#### 練習のねらい
下にあるコロナ後遺症の記事から、「円形脱毛症などの合併症も発生」で始まり「を予防することは難しそうだ。」まで続く部分を、一字も変えずに書き写してください。

#### 原文抜粋

********

長期感染については4月18日、アメリカ科学振興協会(AAAS)が発行する科学ニュースリリース配信プラットフォーム「EurekAlert!」に、613日間、感染が継続した72才の免疫不全の男性のケースが紹介された。
7月3日にはまた、カリフォルニア大学サンフランシスコ校の研究チームが、感染から約2年が経過したコロナ後遺症患者の腸から複製可能(生きていることを意味する)なコロナウイルスRNAを検出したと報告した。
円形脱毛症などの合併症も発生
コロナは単純な風邪とは違う。たとえウイルスが消えても、免疫異常は長期にわたって続く。このような状態は、さまざまな合併症を引き起こす。
3月5日、マサチューセッツ工科大学と韓国の京畿大学校を中心とした研究チームは、日本と韓国の約2200万人のデータを分析し、コロナ感染者は非感染者と比べて、ある自己免疫性疾患の発症リスクが、1.25倍増加すると『アメリカ内科学会誌』で報告した。リスクは、感染が重症で長期化するほど上がるという。
1月には韓国の全北大学校医科大学の研究チームが、コロナ感染者は円形脱毛症のリスクが1.82倍高まるとの報告を『アメリカ医師会誌(JAMA)皮膚科版』で発表した。円形脱毛症は典型的な免疫疾患だ。コロナ感染に伴って増えてもおかしくない。
話をコロナ後遺症に戻そう。
長期感染が関係しているのなら、治療薬が有効かもしれない。この問題についても、いくつかの研究が発表されている。
1月4日、カリフォルニア大学サンフランシスコ校の研究チームが、『臨床ウイルス学雑誌』に発表したコロナ感染者4684人を対象とした研究によれば、治療薬パキロビッドを服用した988人と服用しなかった3696人を比較したところ、後遺症の発症率は16%と14%で大差なかった。
同様の研究成果は、スタンフォード大学を中心とした研究チームからも報告されている。治療薬で後遺症を予防することは難しそうだ。
ワクチンはどうだろうか。こちらは有望そうだ。これまでの研究で、後遺症のリスクを大幅に下げることがわかっている。
前述したセントルイス退役軍人研究教育財団らの研究チームが行った研究では、ワクチンを打っていない人と比べて、デルタ株では44%、オミクロン株では55%後遺症の発症を減らしていた。

********

#### 提供データ
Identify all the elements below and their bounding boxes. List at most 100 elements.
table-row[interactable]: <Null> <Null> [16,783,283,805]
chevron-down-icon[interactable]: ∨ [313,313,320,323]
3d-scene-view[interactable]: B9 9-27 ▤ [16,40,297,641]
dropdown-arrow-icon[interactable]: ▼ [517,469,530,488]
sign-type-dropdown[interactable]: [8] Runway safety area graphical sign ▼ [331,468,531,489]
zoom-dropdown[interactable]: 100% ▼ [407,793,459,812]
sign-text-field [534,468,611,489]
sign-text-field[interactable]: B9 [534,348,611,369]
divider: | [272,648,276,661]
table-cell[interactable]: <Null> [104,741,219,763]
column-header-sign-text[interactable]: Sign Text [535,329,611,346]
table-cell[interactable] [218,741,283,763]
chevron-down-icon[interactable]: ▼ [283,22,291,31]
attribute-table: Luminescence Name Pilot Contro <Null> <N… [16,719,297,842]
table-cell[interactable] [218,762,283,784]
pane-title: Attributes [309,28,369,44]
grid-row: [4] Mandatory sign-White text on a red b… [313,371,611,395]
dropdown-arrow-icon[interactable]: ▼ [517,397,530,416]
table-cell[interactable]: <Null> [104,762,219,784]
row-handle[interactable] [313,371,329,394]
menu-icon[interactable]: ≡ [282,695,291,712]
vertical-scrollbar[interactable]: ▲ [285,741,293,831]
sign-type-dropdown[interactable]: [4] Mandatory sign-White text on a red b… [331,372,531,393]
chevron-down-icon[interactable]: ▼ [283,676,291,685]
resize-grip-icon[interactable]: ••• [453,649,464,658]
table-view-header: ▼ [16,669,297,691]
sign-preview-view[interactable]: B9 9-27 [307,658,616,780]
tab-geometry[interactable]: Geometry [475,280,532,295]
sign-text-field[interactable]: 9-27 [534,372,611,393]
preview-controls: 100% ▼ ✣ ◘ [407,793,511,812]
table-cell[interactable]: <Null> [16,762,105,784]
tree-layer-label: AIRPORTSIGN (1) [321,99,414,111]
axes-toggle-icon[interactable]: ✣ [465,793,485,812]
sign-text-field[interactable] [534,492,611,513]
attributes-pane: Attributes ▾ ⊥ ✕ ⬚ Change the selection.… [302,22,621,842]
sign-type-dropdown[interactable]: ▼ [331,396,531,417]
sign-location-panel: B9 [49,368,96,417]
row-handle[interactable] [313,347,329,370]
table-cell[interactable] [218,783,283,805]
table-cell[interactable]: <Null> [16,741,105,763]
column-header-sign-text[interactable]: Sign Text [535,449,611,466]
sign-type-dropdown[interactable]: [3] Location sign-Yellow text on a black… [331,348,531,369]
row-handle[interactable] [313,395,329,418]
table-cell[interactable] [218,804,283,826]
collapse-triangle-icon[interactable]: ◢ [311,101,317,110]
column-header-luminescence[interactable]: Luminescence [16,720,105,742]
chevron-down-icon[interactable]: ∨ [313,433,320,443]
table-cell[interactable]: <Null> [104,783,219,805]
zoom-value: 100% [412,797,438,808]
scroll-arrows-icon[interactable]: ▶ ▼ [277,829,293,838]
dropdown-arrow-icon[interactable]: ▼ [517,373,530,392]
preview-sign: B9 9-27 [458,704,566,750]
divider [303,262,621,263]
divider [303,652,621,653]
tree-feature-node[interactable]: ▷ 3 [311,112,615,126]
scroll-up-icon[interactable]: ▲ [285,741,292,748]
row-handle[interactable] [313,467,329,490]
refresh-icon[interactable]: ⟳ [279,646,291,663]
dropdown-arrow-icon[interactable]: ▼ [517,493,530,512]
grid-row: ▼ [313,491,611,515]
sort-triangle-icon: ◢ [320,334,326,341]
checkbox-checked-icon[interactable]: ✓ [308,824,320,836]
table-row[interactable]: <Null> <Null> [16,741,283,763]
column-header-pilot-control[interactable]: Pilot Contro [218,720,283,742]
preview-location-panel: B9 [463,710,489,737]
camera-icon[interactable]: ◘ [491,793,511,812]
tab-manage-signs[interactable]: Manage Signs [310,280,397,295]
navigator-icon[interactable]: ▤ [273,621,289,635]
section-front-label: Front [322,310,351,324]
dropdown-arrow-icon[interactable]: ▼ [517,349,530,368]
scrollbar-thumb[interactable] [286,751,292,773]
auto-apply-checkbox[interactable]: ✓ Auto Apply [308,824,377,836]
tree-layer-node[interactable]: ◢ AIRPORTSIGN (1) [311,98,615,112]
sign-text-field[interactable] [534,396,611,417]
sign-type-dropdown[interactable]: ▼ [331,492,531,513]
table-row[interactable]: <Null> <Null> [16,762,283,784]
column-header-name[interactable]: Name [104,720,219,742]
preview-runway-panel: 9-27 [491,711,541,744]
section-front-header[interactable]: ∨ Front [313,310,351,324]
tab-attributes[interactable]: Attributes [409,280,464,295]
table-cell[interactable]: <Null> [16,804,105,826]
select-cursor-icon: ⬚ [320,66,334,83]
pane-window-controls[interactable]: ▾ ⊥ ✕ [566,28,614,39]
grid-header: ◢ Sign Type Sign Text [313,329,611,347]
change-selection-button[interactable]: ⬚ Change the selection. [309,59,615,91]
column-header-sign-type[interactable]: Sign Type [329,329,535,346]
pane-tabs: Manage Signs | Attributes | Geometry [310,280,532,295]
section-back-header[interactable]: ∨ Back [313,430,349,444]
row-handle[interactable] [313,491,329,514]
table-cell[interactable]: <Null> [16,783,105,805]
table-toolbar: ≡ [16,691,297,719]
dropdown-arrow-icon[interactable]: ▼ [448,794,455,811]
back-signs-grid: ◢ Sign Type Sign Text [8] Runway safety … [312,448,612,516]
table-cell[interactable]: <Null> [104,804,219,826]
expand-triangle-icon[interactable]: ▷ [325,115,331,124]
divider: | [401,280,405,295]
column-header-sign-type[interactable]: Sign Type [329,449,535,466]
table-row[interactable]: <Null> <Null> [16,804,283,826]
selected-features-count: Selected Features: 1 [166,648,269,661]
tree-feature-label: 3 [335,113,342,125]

********

#### 練習の結果
円形脱毛症などの合併症も発生
コロナは単純な風邪とは違う。たとえウイルスが消えても、免疫異常は長期にわたって続く。このような状態は、さまざまな合併症を引き起こす。
3月5日、マサチューセッツ工科大学と韓国の京畿大学校を中心とした研究チームは、日本と韓国の約2200万人のデータを分析し、コロナ感染者は非感染者と比べて、ある自己免疫性疾患の発症リスクが、1.25倍増加すると『アメリカ内科学会誌』で報告した。リスクは、感染が重症で長期化するほど上がるという。
1月には韓国の全北大学校医科大学の研究チームが、コロナ感染者は円形脱毛症のリスクが1.82倍高まるとの報告を『アメリカ医師会誌(JAMA)皮膚科版』で発表した。円形脱毛症は典型的な免疫疾患だ。コロナ感染に伴って増えてもおかしくない。
話をコロナ後遺症に戻そう。
長期感染が関係しているのなら、治療薬が有効かもしれない。この問題についても、いくつかの研究が発表されている。
1月4日、カリフォルニア大学サンフランシスコ校の研究チームが、『臨床ウイルス学雑誌』に発表したコロナ感染者4684人を対象とした研究によれば、治療薬パキロビッドを服用した988人と服用しなかった3696人を比較したところ、後遺症の発症率は16%と14%で大差なかった。
同様の研究成果は、スタンフォード大学を中心とした研究チームからも報告されている。治療薬で後遺症を予防することは難しそうだ。